▶ Information given:
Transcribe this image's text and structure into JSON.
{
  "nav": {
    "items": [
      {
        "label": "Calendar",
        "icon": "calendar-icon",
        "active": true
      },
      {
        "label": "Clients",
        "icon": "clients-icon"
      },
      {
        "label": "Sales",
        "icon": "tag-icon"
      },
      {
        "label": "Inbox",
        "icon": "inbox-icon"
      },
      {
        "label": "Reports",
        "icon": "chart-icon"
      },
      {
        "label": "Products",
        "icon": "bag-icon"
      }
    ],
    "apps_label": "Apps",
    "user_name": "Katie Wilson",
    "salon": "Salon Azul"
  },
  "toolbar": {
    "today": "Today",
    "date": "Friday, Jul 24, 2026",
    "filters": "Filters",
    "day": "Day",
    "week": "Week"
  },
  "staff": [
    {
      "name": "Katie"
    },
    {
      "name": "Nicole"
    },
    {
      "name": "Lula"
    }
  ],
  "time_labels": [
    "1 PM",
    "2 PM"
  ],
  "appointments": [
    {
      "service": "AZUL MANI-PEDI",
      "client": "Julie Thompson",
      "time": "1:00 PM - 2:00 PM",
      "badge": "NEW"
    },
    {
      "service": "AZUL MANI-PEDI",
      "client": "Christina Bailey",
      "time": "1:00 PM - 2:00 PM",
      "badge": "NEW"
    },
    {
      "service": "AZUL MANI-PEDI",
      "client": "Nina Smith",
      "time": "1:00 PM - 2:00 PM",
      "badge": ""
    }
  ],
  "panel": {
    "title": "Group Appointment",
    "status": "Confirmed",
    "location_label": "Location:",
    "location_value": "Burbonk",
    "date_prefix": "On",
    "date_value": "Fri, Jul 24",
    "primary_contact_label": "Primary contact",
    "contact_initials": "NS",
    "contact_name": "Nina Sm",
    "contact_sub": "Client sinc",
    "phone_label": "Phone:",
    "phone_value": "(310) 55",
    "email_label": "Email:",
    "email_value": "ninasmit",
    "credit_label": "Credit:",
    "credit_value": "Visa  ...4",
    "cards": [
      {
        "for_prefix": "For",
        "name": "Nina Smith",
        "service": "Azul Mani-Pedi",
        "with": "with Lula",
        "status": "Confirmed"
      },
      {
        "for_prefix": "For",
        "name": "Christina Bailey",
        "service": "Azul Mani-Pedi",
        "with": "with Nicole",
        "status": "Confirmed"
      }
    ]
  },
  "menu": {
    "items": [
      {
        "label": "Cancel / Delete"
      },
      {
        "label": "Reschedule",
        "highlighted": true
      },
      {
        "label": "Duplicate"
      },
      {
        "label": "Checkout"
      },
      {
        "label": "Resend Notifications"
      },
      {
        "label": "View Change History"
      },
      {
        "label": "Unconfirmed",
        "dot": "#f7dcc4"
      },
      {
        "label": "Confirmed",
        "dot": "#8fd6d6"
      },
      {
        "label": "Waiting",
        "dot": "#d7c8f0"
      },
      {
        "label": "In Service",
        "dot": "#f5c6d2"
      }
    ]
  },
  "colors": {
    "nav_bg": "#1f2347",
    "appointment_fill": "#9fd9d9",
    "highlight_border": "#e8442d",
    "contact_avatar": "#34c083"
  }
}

▶ Your goal:
Would you reproduce all the entries exactly?

▶ Solution for this exercise:
Transcribe this image's text and structure into JSON.
{
  "nav": {
    "items": [
      {
        "label": "Calendar",
        "icon": "calendar-icon",
        "active": true
      },
      {
        "label": "Clients",
        "icon": "clients-icon"
      },
      {
        "label": "Sales",
        "icon": "tag-icon"
      },
      {
        "label": "Inbox",
        "icon": "inbox-icon"
      },
      {
        "label": "Reports",
        "icon": "chart-icon"
      },
      {
        "label": "Products",
        "icon": "bag-icon"
      }
    ],
    "apps_label": "Apps",
    "user_name": "Katie Wilson",
    "salon": "Salon Azul"
  },
  "toolbar": {
    "today": "Today",
    "date": "Friday, Jul 24, 2026",
    "filters": "Filters",
    "day": "Day",
    "week": "Week"
  },
  "staff": [
    {
      "name": "Katie"
    },
    {
      "name": "Nicole"
    },
    {
      "name": "Lula"
    }
  ],
  "time_labels": [
    "1 PM",
    "2 PM"
  ],
  "appointments": [
    {
      "service": "AZUL MANI-PEDI",
      "client": "Julie Thompson",
      "time": "1:00 PM - 2:00 PM",
      "badge": "NEW"
    },
    {
      "service": "AZUL MANI-PEDI",
      "client": "Christina Bailey",
      "time": "1:00 PM - 2:00 PM",
      "badge": "NEW"
    },
    {
      "service": "AZUL MANI-PEDI",
      "client": "Nina Smith",
      "time": "1:00 PM - 2:00 PM",
      "badge": ""
    }
  ],
  "panel": {
    "title": "Group Appointment",
    "status": "Confirmed",
    "location_label": "Location:",
    "location_value": "Burbonk",
    "date_prefix": "On",
    "date_value": "Fri, Jul 24",
    "primary_contact_label": "Primary contact",
    "contact_initials": "NS",
    "contact_name": "Nina Sm",
    "contact_sub": "Client sinc",
    "phone_label": "Phone:",
    "phone_value": "(310) 55",
    "email_label": "Email:",
    "email_value": "ninasmit",
    "credit_label": "Credit:",
    "credit_value": "Visa  ...4",
    "cards": [
      {
        "for_prefix": "For",
        "name": "Nina Smith",
        "service": "Azul Mani-Pedi",
        "with": "with Lula",
        "status": "Confirmed"
      },
      {
        "for_prefix": "For",
        "name": "Christina Bailey",
        "service": "Azul Mani-Pedi",
        "with": "with Nicole",
        "status": "Confirmed"
      }
    ]
  },
  "menu": {
    "items": [
      {
        "label": "Cancel / Delete"
      },
      {
        "label": "Reschedule",
        "highlighted": true
      },
      {
        "label": "Duplicate"
      },
      {
        "label": "Checkout"
      },
      {
        "label": "Resend Notifications"
      },
      {
        "label": "View Change History"
      },
      {
        "label": "Unconfirmed",
        "dot": "#f7dcc4"
      },
      {
        "label": "Confirmed",
        "dot": "#8fd6d6"
      },
      {
        "label": "Waiting",
        "dot": "#d7c8f0"
      },
      {
        "label": "In Service",
        "dot": "#f5c6d2"
      }
    ]
  },
  "colors": {
    "nav_bg": "#1f2347",
    "appointment_fill": "#9fd9d9",
    "highlight_border": "#e8442d",
    "contact_avatar": "#34c083"
  }
}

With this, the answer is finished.